▶ [WORK TO DO]: Please copy every line of the records below that holds the word "FILE".

##########

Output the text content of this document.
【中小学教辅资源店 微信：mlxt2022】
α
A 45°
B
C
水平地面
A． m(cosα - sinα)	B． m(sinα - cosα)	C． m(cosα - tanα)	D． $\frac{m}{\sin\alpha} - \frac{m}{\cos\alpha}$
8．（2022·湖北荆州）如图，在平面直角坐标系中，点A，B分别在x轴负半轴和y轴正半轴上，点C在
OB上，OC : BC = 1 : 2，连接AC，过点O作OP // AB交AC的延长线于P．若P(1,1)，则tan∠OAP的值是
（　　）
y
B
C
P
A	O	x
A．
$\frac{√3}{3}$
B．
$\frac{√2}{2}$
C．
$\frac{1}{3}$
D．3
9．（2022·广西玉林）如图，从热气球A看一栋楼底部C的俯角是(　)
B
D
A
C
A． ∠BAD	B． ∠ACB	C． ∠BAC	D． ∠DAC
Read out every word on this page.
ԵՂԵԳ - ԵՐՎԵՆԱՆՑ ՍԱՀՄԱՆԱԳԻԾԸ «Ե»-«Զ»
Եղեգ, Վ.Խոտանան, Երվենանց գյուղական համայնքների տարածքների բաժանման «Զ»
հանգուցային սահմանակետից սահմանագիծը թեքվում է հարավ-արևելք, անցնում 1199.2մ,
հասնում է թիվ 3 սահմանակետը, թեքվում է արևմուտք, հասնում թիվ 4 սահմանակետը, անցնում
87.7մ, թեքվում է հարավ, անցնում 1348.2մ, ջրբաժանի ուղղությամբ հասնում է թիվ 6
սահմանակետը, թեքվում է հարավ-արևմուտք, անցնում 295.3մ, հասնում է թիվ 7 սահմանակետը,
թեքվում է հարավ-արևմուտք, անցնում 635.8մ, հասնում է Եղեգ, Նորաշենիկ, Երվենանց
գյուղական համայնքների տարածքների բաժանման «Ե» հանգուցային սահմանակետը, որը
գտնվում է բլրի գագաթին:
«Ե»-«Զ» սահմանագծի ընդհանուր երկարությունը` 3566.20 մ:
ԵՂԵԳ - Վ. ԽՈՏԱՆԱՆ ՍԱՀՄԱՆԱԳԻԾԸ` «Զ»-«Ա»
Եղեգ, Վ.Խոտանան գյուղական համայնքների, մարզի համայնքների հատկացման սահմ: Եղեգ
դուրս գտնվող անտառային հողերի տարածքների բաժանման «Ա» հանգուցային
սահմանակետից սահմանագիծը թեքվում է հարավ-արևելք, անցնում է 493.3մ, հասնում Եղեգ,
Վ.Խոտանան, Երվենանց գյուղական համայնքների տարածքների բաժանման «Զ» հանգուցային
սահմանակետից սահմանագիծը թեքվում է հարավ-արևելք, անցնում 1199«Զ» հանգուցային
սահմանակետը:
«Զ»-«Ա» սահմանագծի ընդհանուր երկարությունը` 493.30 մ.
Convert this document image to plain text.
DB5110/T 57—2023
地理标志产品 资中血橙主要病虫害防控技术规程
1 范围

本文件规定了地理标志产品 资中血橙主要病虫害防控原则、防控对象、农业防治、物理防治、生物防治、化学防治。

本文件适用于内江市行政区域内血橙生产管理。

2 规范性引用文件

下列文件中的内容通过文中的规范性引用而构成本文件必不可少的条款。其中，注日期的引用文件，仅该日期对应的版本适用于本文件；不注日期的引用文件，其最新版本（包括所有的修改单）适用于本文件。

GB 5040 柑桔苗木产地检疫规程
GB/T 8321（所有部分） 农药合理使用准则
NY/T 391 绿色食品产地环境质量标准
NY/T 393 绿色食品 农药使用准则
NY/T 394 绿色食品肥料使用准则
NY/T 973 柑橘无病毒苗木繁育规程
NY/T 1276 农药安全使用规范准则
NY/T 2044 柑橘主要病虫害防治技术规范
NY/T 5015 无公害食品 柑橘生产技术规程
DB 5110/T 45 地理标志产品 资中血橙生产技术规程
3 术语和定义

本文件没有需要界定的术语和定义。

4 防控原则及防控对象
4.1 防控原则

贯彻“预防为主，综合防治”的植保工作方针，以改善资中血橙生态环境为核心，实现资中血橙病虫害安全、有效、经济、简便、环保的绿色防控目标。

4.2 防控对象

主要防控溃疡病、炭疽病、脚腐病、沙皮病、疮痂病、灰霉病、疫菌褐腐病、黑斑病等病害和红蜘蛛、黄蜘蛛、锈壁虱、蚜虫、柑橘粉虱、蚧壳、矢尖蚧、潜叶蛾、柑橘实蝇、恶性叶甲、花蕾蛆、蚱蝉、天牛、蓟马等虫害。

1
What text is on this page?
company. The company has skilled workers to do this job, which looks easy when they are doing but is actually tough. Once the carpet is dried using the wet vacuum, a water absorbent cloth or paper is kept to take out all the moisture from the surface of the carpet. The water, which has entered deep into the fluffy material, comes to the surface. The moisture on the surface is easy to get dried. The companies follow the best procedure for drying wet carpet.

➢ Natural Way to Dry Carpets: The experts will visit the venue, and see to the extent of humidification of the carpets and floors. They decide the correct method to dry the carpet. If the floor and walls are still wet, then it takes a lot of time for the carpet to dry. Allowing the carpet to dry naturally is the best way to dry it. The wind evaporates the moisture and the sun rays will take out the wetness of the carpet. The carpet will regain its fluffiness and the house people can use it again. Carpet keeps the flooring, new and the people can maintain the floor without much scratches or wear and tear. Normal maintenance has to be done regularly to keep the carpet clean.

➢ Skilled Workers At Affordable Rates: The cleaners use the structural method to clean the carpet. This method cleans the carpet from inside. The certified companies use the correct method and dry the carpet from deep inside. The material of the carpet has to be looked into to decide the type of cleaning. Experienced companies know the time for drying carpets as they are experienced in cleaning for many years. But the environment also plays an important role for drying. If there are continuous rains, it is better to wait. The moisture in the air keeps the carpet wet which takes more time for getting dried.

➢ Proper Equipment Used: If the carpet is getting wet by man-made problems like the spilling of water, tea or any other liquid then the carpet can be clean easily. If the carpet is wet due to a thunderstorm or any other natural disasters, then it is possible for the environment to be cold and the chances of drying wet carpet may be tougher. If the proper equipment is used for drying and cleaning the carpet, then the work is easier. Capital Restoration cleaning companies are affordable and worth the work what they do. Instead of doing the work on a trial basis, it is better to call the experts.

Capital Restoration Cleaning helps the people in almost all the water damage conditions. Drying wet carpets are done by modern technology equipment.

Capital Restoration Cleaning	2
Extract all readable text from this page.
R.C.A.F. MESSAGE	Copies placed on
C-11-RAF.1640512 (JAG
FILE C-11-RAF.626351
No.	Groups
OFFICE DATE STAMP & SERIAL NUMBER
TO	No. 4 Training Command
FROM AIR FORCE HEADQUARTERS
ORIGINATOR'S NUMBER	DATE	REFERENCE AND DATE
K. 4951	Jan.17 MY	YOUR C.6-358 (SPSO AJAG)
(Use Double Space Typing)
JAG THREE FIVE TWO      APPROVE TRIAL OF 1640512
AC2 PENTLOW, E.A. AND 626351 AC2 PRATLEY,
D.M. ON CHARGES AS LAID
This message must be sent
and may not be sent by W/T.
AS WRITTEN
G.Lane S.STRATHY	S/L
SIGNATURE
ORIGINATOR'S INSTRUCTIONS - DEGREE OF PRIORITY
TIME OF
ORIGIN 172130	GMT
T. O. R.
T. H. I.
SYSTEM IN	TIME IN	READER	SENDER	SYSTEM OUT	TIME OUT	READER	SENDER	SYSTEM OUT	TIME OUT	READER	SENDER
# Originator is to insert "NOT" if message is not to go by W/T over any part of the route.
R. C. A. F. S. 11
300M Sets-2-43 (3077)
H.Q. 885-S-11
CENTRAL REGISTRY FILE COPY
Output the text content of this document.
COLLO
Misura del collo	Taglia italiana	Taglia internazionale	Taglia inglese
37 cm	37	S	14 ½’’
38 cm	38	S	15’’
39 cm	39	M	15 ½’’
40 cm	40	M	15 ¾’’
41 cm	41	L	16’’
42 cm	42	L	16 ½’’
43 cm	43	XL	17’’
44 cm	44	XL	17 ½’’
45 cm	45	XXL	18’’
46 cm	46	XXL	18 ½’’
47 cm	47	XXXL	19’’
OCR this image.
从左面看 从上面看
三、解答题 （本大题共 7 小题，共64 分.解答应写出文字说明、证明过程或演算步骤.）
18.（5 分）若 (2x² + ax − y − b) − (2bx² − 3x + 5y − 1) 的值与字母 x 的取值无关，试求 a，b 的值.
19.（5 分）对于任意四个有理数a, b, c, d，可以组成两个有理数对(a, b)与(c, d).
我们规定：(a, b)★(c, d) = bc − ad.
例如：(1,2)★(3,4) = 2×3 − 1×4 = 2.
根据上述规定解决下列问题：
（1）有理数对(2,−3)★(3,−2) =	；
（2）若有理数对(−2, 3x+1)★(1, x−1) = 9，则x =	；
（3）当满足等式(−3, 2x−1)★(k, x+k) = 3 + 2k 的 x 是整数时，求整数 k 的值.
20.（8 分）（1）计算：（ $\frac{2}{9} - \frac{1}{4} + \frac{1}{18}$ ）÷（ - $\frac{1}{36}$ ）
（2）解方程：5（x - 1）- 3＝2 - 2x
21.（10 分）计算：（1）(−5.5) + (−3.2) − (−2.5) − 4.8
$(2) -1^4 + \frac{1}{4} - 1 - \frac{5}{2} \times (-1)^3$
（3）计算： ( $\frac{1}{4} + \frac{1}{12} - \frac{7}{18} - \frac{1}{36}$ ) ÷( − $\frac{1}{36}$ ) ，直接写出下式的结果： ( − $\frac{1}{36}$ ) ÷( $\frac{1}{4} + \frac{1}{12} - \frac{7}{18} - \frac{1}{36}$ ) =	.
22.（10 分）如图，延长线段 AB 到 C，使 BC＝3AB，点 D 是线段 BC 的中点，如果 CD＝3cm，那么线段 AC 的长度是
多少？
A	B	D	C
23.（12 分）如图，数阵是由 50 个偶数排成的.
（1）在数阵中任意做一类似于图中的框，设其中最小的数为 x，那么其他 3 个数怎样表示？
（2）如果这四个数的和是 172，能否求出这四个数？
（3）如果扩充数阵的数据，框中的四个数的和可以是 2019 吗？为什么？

##########

▶ [RESPONSE TO THE TASK]:
FILE C-11-RAF.626351
CENTRAL REGISTRY FILE COPY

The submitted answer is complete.